**** DATA PROVIDED ****

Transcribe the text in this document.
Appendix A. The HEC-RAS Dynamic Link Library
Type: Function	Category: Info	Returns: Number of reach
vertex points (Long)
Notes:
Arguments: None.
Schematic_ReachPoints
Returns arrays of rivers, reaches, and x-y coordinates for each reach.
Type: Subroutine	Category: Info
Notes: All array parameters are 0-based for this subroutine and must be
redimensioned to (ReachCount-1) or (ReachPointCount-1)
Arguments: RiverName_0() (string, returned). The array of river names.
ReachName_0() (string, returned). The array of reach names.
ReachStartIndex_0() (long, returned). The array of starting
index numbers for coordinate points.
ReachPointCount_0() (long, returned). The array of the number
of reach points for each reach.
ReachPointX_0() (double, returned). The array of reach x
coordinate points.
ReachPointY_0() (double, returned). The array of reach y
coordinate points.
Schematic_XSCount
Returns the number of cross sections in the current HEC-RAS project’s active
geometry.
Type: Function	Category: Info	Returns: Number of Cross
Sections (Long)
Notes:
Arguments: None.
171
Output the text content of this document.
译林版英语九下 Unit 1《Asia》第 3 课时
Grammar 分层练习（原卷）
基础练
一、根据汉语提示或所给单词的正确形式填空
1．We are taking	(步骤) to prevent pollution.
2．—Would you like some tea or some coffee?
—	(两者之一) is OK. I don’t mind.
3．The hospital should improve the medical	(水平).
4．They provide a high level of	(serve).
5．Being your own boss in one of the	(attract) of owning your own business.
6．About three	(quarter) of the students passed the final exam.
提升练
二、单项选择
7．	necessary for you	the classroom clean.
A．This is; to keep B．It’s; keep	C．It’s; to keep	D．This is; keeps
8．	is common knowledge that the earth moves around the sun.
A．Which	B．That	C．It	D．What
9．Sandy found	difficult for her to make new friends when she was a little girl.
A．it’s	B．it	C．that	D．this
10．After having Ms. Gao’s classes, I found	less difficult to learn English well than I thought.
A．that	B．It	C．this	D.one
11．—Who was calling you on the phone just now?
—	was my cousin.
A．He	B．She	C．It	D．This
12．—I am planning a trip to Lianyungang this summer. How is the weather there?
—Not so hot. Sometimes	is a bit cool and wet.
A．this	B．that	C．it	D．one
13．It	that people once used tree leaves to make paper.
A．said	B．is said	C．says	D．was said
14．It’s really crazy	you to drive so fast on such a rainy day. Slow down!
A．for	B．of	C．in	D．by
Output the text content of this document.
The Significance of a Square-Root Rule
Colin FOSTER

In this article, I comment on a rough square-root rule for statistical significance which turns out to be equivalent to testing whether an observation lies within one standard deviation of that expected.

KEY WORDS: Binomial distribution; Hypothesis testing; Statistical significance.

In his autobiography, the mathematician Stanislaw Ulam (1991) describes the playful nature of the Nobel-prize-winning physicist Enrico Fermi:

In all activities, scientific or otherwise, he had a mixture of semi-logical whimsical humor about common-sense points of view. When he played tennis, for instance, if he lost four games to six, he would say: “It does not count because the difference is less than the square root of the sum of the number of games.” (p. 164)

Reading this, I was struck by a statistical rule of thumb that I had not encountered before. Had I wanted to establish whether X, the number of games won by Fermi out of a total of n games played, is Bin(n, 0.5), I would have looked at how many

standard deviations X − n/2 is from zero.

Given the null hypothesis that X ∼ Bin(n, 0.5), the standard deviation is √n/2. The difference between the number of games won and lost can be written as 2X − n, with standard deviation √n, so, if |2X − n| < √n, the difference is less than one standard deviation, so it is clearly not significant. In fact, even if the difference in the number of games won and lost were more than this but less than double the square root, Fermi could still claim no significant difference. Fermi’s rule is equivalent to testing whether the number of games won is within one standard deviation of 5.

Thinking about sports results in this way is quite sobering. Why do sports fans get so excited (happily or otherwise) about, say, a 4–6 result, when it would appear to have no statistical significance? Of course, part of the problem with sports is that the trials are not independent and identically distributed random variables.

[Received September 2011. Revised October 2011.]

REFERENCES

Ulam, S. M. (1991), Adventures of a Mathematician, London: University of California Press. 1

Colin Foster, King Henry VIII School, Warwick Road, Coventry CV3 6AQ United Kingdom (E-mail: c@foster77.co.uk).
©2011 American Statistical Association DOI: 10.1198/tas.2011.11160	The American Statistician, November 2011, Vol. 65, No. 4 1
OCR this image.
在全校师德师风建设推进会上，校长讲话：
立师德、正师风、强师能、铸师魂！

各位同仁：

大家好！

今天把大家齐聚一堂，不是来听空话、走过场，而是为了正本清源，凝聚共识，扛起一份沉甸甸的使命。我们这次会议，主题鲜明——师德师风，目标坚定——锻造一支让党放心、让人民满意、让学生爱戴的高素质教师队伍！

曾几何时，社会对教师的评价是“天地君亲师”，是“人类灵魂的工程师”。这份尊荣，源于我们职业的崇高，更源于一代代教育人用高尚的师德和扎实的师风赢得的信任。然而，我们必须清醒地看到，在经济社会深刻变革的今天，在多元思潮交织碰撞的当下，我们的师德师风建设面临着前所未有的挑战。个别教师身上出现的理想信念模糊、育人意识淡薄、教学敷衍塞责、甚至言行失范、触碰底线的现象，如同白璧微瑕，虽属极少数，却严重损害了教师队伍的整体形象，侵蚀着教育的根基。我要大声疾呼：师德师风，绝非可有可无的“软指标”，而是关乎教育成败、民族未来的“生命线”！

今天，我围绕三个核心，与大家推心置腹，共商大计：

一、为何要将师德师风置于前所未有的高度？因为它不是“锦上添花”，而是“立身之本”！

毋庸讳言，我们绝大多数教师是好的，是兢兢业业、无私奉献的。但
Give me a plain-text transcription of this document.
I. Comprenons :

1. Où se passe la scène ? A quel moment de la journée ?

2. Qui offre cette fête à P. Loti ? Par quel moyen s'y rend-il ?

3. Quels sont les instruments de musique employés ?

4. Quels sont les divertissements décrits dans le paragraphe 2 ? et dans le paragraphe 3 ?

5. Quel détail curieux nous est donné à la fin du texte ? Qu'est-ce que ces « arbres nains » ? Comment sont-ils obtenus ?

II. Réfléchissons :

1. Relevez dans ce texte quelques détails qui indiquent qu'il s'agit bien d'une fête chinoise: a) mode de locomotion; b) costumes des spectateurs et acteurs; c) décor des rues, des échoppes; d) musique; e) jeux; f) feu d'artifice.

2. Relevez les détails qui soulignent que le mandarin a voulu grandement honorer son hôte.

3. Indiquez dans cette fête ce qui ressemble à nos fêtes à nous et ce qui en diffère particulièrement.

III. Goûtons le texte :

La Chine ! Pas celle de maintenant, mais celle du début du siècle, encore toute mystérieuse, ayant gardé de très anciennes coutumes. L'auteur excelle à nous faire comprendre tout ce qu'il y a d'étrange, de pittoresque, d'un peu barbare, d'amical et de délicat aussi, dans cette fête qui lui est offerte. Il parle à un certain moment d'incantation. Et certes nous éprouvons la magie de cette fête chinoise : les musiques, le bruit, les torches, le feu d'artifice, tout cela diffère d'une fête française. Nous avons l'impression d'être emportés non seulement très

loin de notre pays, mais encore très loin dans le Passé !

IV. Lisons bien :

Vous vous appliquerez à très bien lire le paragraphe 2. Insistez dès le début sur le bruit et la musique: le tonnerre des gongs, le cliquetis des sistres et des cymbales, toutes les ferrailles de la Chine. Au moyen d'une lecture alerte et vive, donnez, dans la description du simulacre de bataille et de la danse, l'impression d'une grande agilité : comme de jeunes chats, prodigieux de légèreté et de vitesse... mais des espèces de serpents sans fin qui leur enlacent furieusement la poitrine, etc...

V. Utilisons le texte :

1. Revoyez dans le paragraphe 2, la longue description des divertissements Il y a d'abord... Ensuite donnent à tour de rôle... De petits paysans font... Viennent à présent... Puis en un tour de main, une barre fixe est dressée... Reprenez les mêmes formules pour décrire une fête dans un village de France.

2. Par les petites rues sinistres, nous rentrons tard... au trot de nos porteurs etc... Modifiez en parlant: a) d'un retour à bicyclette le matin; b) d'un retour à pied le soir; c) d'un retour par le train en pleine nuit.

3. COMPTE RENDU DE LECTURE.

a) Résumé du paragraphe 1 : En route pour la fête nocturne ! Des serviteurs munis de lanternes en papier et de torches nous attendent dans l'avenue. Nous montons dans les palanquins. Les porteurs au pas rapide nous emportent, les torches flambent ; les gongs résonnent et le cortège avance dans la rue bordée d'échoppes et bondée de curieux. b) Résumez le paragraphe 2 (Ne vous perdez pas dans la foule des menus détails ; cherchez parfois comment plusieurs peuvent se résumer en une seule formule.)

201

****

_SHORT EXERCISE_.
Filter the entries down to the lines with the word "found" in them.

_EXERCISE OUTPUT_.
9．Sandy found	difficult for her to make new friends when she was a little girl.
10．After having Ms. Gao’s classes, I found	less difficult to learn English well than I thought.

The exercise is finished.